▶ _Written problem_:
Each record below should be output verbatim, without pictures.
— start Given data —
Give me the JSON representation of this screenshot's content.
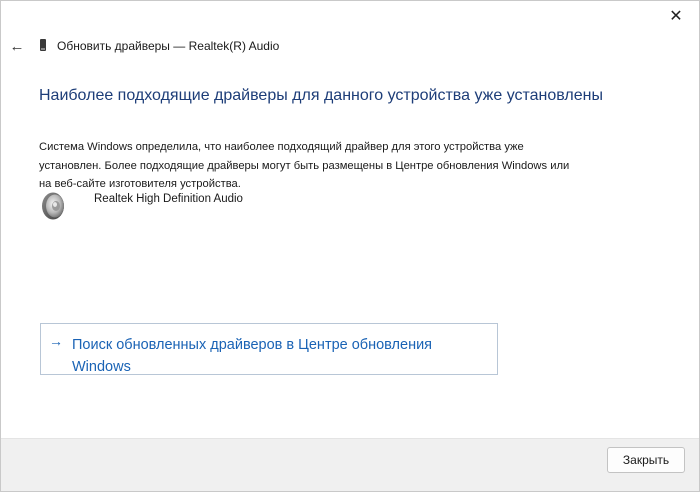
{
  "window": {
    "close_glyph": "✕"
  },
  "titlebar": {
    "back_glyph": "←",
    "title": "Обновить драйверы — Realtek(R) Audio"
  },
  "main": {
    "heading": "Наиболее подходящие драйверы для данного устройства уже установлены",
    "description": "Система Windows определила, что наиболее подходящий драйвер для этого устройства уже установлен. Более подходящие драйверы могут быть размещены в Центре обновления Windows или на веб-сайте изготовителя устройства.",
    "device_icon": "speaker-icon",
    "device_name": "Realtek High Definition Audio",
    "search_link": {
      "arrow_glyph": "→",
      "label": "Поиск обновленных драйверов в Центре обновления Windows"
    }
  },
  "footer": {
    "close_label": "Закрыть"
  },
  "colors": {
    "heading": "#1d3d78",
    "link": "#1a63b5",
    "footer_bg": "#f0f0f0"
  }
}
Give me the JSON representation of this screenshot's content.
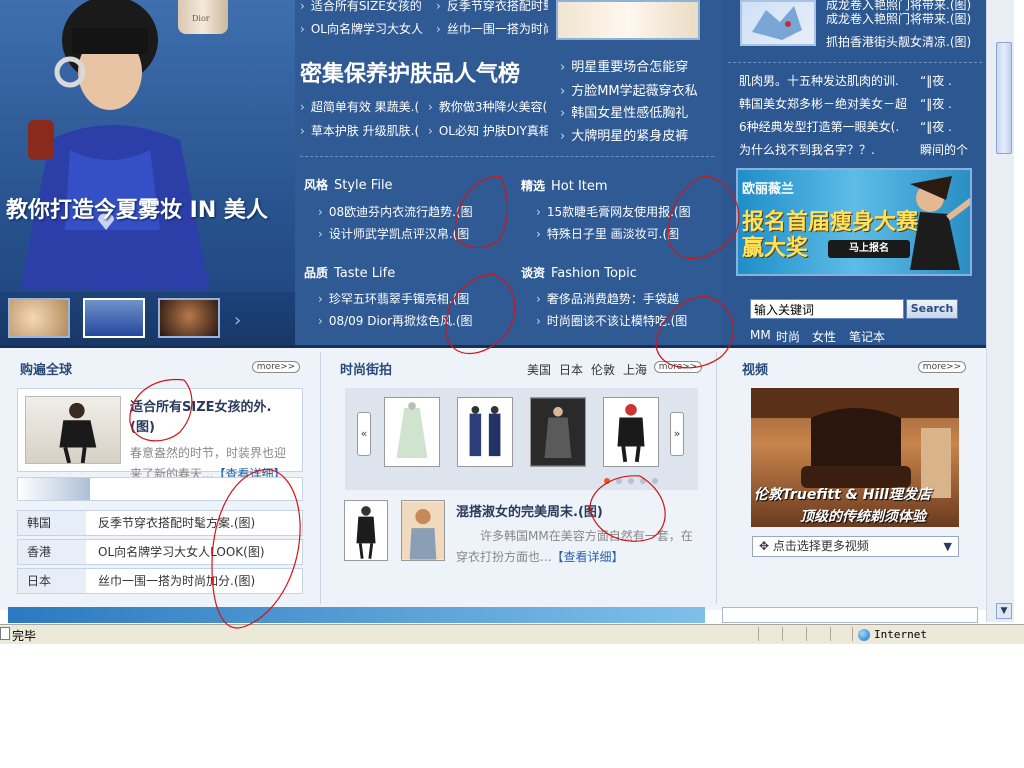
{
  "browser": {
    "status": "完毕",
    "zone": "Internet"
  },
  "hero": {
    "caption": "教你打造今夏雾妆 IN 美人",
    "dior_label": "Dior"
  },
  "top_links": [
    {
      "left": "适合所有SIZE女孩的",
      "right": "反季节穿衣搭配时髦"
    },
    {
      "left": "OL向名牌学习大女人",
      "right": "丝巾一围一搭为时尚"
    }
  ],
  "headline": "密集保养护肤品人气榜",
  "headline_links": [
    {
      "left": "超简单有效 果蔬美.(",
      "right": "教你做3种降火美容("
    },
    {
      "left": "草本护肤 升级肌肤.(",
      "right": "OL必知 护肤DIY真相"
    }
  ],
  "mid_links": [
    "明星重要场合怎能穿",
    "方脸MM学起薇穿衣私",
    "韩国女星性感低胸礼",
    "大牌明星的紧身皮裤"
  ],
  "sections": [
    {
      "cn": "风格",
      "en": "Style File",
      "items": [
        "08欧迪芬内衣流行趋势.(图",
        "设计师武学凯点评汉帛.(图"
      ]
    },
    {
      "cn": "精选",
      "en": "Hot Item",
      "items": [
        "15款睫毛膏网友使用报.(图",
        "特殊日子里 画淡妆可.(图"
      ]
    },
    {
      "cn": "品质",
      "en": "Taste Life",
      "items": [
        "珍罕五环翡翠手镯亮相.(图",
        "08/09 Dior再掀炫色风.(图"
      ]
    },
    {
      "cn": "谈资",
      "en": "Fashion Topic",
      "items": [
        "奢侈品消费趋势：手袋越",
        "时尚圈该不该让模特吃.(图"
      ]
    }
  ],
  "right_top": [
    "成龙卷入艳照门将带来.(图)",
    "抓拍香港街头靓女清凉.(图)"
  ],
  "right_list": [
    {
      "left": "肌肉男。十五种发达肌肉的训.",
      "right": "“‖夜 ."
    },
    {
      "left": "韩国美女郑多彬－绝对美女－超",
      "right": "“‖夜 ."
    },
    {
      "left": "6种经典发型打造第一眼美女(.",
      "right": "“‖夜 ."
    },
    {
      "left": "为什么找不到我名字？？.",
      "right": "瞬间的个"
    }
  ],
  "ad": {
    "brand": "欧丽薇兰",
    "line1": "报名首届瘦身大赛",
    "line2": "赢大奖",
    "button": "马上报名"
  },
  "search": {
    "value": "输入关键词",
    "button": "Search",
    "tags": [
      "MM",
      "时尚",
      "女性",
      "笔记本"
    ]
  },
  "global": {
    "title": "购遍全球",
    "more": "more>>",
    "card_title": "适合所有SIZE女孩的外.(图)",
    "card_desc": "春意盎然的时节，时装界也迎来了新的春天...",
    "card_link": "【查看详细】",
    "rows": [
      {
        "k": "韩国",
        "v": "反季节穿衣搭配时髦方案.(图)"
      },
      {
        "k": "香港",
        "v": "OL向名牌学习大女人LOOK(图)"
      },
      {
        "k": "日本",
        "v": "丝巾一围一搭为时尚加分.(图)"
      }
    ]
  },
  "street": {
    "title": "时尚街拍",
    "regions": [
      "美国",
      "日本",
      "伦敦",
      "上海"
    ],
    "more": "more>>",
    "prev": "«",
    "next": "»",
    "story_title": "混搭淑女的完美周末.(图)",
    "story_desc": "许多韩国MM在美容方面自然有一套，在穿衣打扮方面也...",
    "story_link": "【查看详细】"
  },
  "video": {
    "title": "视频",
    "more": "more>>",
    "cap1": "伦敦Truefitt & Hill理发店",
    "cap2": "顶级的传统剃须体验",
    "select": "点击选择更多视频"
  }
}
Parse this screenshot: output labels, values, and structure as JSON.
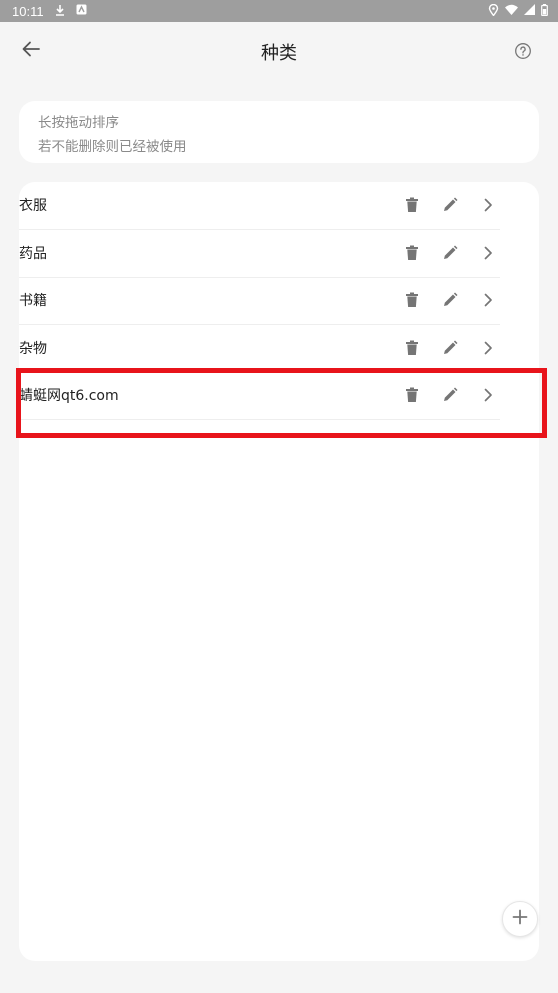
{
  "status_bar": {
    "time": "10:11"
  },
  "app_bar": {
    "title": "种类",
    "back_icon": "arrow-left-icon",
    "help_icon": "help-circle-icon"
  },
  "info": {
    "line1": "长按拖动排序",
    "line2": "若不能删除则已经被使用"
  },
  "categories": [
    {
      "label": "衣服"
    },
    {
      "label": "药品"
    },
    {
      "label": "书籍"
    },
    {
      "label": "杂物"
    },
    {
      "label": "蜻蜓网qt6.com"
    }
  ],
  "row_icons": [
    "trash-icon",
    "pencil-icon",
    "chevron-right-icon"
  ],
  "colors": {
    "background": "#f5f5f5",
    "card": "#ffffff",
    "icon": "#757575",
    "highlight": "#e8141b",
    "status_bar": "#9e9e9e"
  }
}
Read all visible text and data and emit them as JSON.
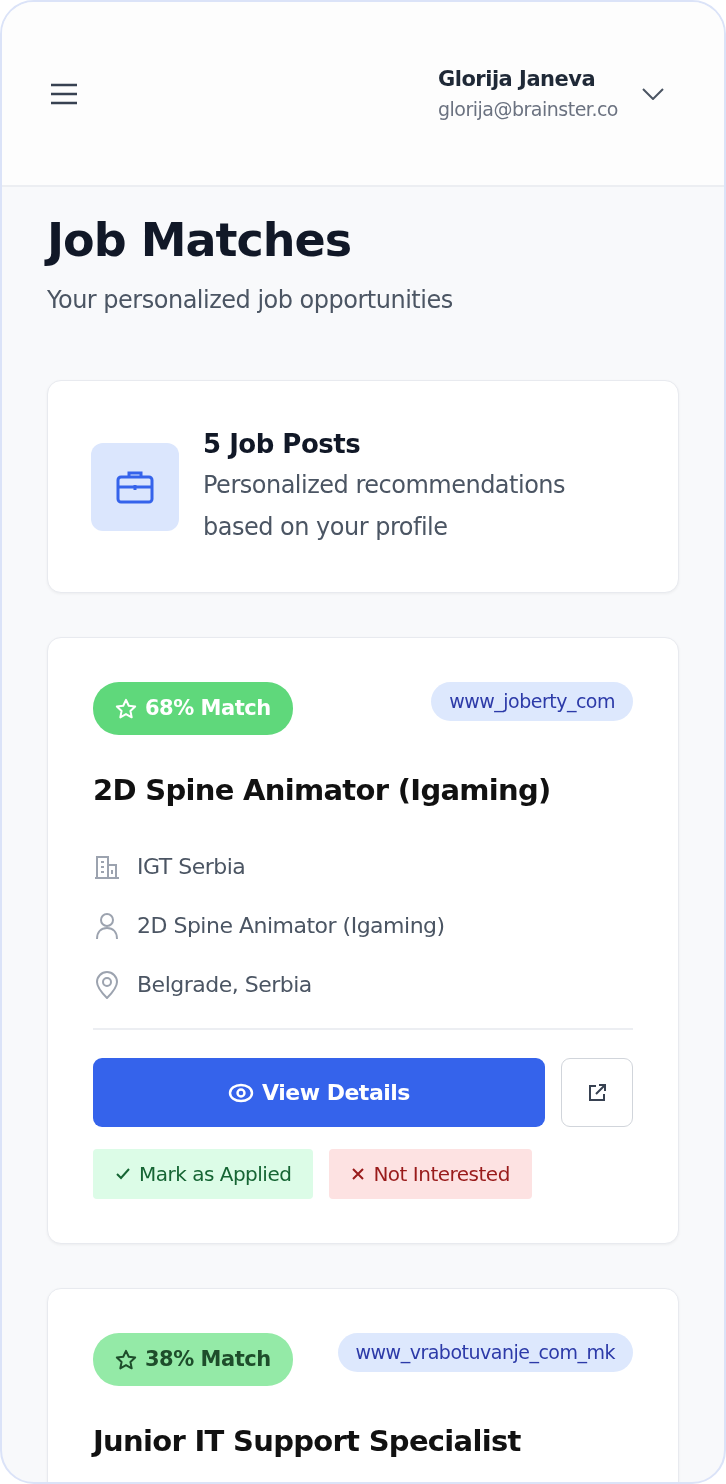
{
  "header": {
    "user_name": "Glorija Janeva",
    "user_email": "glorija@brainster.co"
  },
  "page": {
    "title": "Job Matches",
    "subtitle": "Your personalized job opportunities"
  },
  "summary": {
    "title": "5 Job Posts",
    "description": "Personalized recommendations based on your profile"
  },
  "jobs": [
    {
      "match": "68% Match",
      "color": "#5fd87b",
      "source": "www_joberty_com",
      "title": "2D Spine Animator (Igaming)",
      "company": "IGT Serbia",
      "position": "2D Spine Animator (Igaming)",
      "location": "Belgrade, Serbia",
      "view_label": "View Details",
      "applied_label": "Mark as Applied",
      "dismiss_label": "Not Interested"
    },
    {
      "match": "38% Match",
      "color": "#94eaa7",
      "source": "www_vrabotuvanje_com_mk",
      "title": "Junior IT Support Specialist"
    }
  ]
}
— end Given data —
▶ _The response_:
Give me the JSON representation of this screenshot's content.
{
  "window": {
    "close_glyph": "✕"
  },
  "titlebar": {
    "back_glyph": "←",
    "title": "Обновить драйверы — Realtek(R) Audio"
  },
  "main": {
    "heading": "Наиболее подходящие драйверы для данного устройства уже установлены",
    "description": "Система Windows определила, что наиболее подходящий драйвер для этого устройства уже установлен. Более подходящие драйверы могут быть размещены в Центре обновления Windows или на веб-сайте изготовителя устройства.",
    "device_icon": "speaker-icon",
    "device_name": "Realtek High Definition Audio",
    "search_link": {
      "arrow_glyph": "→",
      "label": "Поиск обновленных драйверов в Центре обновления Windows"
    }
  },
  "footer": {
    "close_label": "Закрыть"
  },
  "colors": {
    "heading": "#1d3d78",
    "link": "#1a63b5",
    "footer_bg": "#f0f0f0"
  }
}
Give me the JSON representation of this screenshot's content.
{
  "browser": {
    "status": "完毕",
    "zone": "Internet"
  },
  "hero": {
    "caption": "教你打造今夏雾妆 IN 美人",
    "dior_label": "Dior"
  },
  "top_links": [
    {
      "left": "适合所有SIZE女孩的",
      "right": "反季节穿衣搭配时髦"
    },
    {
      "left": "OL向名牌学习大女人",
      "right": "丝巾一围一搭为时尚"
    }
  ],
  "headline": "密集保养护肤品人气榜",
  "headline_links": [
    {
      "left": "超简单有效 果蔬美.(",
      "right": "教你做3种降火美容("
    },
    {
      "left": "草本护肤 升级肌肤.(",
      "right": "OL必知 护肤DIY真相"
    }
  ],
  "mid_links": [
    "明星重要场合怎能穿",
    "方脸MM学起薇穿衣私",
    "韩国女星性感低胸礼",
    "大牌明星的紧身皮裤"
  ],
  "sections": [
    {
      "cn": "风格",
      "en": "Style File",
      "items": [
        "08欧迪芬内衣流行趋势.(图",
        "设计师武学凯点评汉帛.(图"
      ]
    },
    {
      "cn": "精选",
      "en": "Hot Item",
      "items": [
        "15款睫毛膏网友使用报.(图",
        "特殊日子里 画淡妆可.(图"
      ]
    },
    {
      "cn": "品质",
      "en": "Taste Life",
      "items": [
        "珍罕五环翡翠手镯亮相.(图",
        "08/09 Dior再掀炫色风.(图"
      ]
    },
    {
      "cn": "谈资",
      "en": "Fashion Topic",
      "items": [
        "奢侈品消费趋势：手袋越",
        "时尚圈该不该让模特吃.(图"
      ]
    }
  ],
  "right_top": [
    "成龙卷入艳照门将带来.(图)",
    "抓拍香港街头靓女清凉.(图)"
  ],
  "right_list": [
    {
      "left": "肌肉男。十五种发达肌肉的训.",
      "right": "“‖夜 ."
    },
    {
      "left": "韩国美女郑多彬－绝对美女－超",
      "right": "“‖夜 ."
    },
    {
      "left": "6种经典发型打造第一眼美女(.",
      "right": "“‖夜 ."
    },
    {
      "left": "为什么找不到我名字？？.",
      "right": "瞬间的个"
    }
  ],
  "ad": {
    "brand": "欧丽薇兰",
    "line1": "报名首届瘦身大赛",
    "line2": "赢大奖",
    "button": "马上报名"
  },
  "search": {
    "value": "输入关键词",
    "button": "Search",
    "tags": [
      "MM",
      "时尚",
      "女性",
      "笔记本"
    ]
  },
  "global": {
    "title": "购遍全球",
    "more": "more>>",
    "card_title": "适合所有SIZE女孩的外.(图)",
    "card_desc": "春意盎然的时节，时装界也迎来了新的春天...",
    "card_link": "【查看详细】",
    "rows": [
      {
        "k": "韩国",
        "v": "反季节穿衣搭配时髦方案.(图)"
      },
      {
        "k": "香港",
        "v": "OL向名牌学习大女人LOOK(图)"
      },
      {
        "k": "日本",
        "v": "丝巾一围一搭为时尚加分.(图)"
      }
    ]
  },
  "street": {
    "title": "时尚街拍",
    "regions": [
      "美国",
      "日本",
      "伦敦",
      "上海"
    ],
    "more": "more>>",
    "prev": "«",
    "next": "»",
    "story_title": "混搭淑女的完美周末.(图)",
    "story_desc": "许多韩国MM在美容方面自然有一套，在穿衣打扮方面也...",
    "story_link": "【查看详细】"
  },
  "video": {
    "title": "视频",
    "more": "more>>",
    "cap1": "伦敦Truefitt & Hill理发店",
    "cap2": "顶级的传统剃须体验",
    "select": "点击选择更多视频"
  }
}
Parse this screenshot: output labels, values, and structure as JSON.
{
  "status_bar": {
    "time": "10:11"
  },
  "app_bar": {
    "title": "种类",
    "back_icon": "arrow-left-icon",
    "help_icon": "help-circle-icon"
  },
  "info": {
    "line1": "长按拖动排序",
    "line2": "若不能删除则已经被使用"
  },
  "categories": [
    {
      "label": "衣服"
    },
    {
      "label": "药品"
    },
    {
      "label": "书籍"
    },
    {
      "label": "杂物"
    },
    {
      "label": "蜻蜓网qt6.com"
    }
  ],
  "row_icons": [
    "trash-icon",
    "pencil-icon",
    "chevron-right-icon"
  ],
  "colors": {
    "background": "#f5f5f5",
    "card": "#ffffff",
    "icon": "#757575",
    "highlight": "#e8141b",
    "status_bar": "#9e9e9e"
  }
}
Read all visible text and data and emit them as JSON.
{
  "header": {
    "user_name": "Glorija Janeva",
    "user_email": "glorija@brainster.co"
  },
  "page": {
    "title": "Job Matches",
    "subtitle": "Your personalized job opportunities"
  },
  "summary": {
    "title": "5 Job Posts",
    "description": "Personalized recommendations based on your profile"
  },
  "jobs": [
    {
      "match": "68% Match",
      "color": "#5fd87b",
      "source": "www_joberty_com",
      "title": "2D Spine Animator (Igaming)",
      "company": "IGT Serbia",
      "position": "2D Spine Animator (Igaming)",
      "location": "Belgrade, Serbia",
      "view_label": "View Details",
      "applied_label": "Mark as Applied",
      "dismiss_label": "Not Interested"
    },
    {
      "match": "38% Match",
      "color": "#94eaa7",
      "source": "www_vrabotuvanje_com_mk",
      "title": "Junior IT Support Specialist"
    }
  ]
}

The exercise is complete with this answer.